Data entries
========================================
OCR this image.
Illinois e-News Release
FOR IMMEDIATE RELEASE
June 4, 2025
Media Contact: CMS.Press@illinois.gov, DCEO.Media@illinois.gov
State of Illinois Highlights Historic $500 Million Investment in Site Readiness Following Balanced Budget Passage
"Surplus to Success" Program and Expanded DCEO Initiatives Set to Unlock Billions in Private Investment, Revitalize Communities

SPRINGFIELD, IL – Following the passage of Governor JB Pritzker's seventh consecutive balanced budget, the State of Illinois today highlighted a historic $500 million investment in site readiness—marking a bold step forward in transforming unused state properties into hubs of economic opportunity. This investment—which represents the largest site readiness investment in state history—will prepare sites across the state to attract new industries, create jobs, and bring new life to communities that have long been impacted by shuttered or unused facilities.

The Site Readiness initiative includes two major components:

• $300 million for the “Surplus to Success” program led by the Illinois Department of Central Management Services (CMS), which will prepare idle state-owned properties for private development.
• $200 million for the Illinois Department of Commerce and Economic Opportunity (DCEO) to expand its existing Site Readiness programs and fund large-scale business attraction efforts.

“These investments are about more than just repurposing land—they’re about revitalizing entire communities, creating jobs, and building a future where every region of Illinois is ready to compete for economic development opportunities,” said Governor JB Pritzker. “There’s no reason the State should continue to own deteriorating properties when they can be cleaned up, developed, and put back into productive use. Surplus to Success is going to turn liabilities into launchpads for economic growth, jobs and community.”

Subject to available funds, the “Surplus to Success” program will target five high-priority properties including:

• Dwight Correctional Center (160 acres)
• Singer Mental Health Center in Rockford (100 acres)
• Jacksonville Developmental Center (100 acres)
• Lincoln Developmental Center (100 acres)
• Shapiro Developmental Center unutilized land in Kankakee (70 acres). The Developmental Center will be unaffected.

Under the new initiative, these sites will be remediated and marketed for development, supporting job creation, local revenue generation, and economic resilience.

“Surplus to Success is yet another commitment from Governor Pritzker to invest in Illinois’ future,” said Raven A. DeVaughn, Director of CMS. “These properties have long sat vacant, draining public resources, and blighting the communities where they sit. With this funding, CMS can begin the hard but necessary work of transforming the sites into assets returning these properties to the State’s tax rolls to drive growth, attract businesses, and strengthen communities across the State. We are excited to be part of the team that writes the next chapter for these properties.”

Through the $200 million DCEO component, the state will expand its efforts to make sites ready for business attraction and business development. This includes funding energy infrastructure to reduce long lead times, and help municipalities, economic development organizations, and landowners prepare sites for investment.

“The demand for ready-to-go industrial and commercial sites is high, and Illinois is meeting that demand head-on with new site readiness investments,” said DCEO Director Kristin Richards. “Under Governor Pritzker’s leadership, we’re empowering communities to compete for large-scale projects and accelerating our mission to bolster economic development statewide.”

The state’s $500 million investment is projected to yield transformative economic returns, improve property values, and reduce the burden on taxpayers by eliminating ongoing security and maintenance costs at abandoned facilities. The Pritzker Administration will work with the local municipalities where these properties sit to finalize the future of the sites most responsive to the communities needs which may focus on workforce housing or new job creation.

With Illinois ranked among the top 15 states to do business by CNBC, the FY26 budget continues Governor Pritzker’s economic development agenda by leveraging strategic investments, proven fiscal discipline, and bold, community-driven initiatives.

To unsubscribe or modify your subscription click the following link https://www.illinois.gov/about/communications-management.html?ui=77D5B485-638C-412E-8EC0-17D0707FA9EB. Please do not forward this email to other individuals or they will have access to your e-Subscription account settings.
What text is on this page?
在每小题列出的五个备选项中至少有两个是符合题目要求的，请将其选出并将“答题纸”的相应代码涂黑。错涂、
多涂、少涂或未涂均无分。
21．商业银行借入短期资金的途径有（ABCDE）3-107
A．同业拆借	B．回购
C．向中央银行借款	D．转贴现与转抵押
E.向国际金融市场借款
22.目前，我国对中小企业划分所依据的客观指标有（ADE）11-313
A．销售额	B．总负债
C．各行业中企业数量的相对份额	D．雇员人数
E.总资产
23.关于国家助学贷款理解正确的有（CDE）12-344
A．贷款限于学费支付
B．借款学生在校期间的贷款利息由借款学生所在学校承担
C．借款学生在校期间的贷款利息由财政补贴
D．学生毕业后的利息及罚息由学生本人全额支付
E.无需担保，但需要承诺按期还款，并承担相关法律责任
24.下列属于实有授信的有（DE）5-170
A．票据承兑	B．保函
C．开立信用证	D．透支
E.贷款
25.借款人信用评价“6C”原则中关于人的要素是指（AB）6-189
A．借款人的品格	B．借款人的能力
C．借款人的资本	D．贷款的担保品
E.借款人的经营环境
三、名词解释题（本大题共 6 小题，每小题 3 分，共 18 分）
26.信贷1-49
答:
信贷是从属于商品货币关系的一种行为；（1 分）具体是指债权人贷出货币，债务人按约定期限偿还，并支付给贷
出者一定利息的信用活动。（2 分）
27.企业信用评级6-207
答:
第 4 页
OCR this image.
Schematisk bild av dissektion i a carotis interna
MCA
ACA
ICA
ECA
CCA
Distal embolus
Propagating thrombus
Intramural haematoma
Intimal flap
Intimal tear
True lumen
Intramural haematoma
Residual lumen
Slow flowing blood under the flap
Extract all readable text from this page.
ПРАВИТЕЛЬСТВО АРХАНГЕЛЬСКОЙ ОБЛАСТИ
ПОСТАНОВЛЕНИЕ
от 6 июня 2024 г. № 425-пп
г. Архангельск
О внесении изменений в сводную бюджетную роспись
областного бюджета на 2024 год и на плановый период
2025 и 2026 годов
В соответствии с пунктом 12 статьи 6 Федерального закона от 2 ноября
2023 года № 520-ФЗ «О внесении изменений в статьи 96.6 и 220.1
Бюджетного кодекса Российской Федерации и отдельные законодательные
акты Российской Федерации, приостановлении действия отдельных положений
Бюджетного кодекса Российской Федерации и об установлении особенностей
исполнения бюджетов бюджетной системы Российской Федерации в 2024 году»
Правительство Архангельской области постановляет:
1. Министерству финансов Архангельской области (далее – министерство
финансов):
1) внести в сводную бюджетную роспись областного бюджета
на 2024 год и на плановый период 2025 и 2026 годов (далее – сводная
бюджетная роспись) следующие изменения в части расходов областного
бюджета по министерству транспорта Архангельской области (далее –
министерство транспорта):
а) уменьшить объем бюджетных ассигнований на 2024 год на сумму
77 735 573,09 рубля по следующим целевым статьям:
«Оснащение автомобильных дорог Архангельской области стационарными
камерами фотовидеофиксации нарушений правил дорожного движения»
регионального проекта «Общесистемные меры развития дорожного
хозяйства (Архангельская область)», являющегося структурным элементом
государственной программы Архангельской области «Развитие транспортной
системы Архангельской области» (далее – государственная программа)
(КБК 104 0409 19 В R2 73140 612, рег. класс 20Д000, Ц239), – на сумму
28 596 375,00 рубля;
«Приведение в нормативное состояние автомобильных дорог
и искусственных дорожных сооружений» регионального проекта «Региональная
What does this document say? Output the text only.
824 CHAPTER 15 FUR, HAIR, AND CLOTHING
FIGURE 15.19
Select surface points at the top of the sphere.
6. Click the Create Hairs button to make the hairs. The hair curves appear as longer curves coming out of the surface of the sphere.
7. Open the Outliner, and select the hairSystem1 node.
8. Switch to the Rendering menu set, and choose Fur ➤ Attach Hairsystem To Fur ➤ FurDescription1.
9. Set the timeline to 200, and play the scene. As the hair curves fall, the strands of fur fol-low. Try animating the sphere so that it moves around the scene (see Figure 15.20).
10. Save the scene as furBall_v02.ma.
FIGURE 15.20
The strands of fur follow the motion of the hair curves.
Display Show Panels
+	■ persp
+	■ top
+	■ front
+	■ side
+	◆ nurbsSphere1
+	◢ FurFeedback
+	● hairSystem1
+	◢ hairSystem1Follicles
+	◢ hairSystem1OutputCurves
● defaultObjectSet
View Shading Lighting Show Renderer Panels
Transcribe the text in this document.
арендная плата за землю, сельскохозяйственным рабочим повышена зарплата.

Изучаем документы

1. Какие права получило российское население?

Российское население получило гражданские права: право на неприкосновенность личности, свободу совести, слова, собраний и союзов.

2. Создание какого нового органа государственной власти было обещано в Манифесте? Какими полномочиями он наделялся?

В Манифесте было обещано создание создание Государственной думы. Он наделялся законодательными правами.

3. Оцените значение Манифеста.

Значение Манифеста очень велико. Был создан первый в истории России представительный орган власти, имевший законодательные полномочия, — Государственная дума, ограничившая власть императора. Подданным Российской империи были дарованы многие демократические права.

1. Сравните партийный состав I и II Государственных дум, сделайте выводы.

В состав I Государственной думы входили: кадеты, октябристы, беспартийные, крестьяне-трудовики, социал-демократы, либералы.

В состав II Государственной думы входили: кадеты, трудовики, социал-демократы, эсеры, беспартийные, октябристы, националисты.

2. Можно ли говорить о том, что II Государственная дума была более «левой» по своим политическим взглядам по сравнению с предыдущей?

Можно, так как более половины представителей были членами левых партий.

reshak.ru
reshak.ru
========================================
## TASK INSTRUCTIONS
Find every line in the listing that holds the string "Center", then say how many there are as a bare number.

## FINAL RESULT
5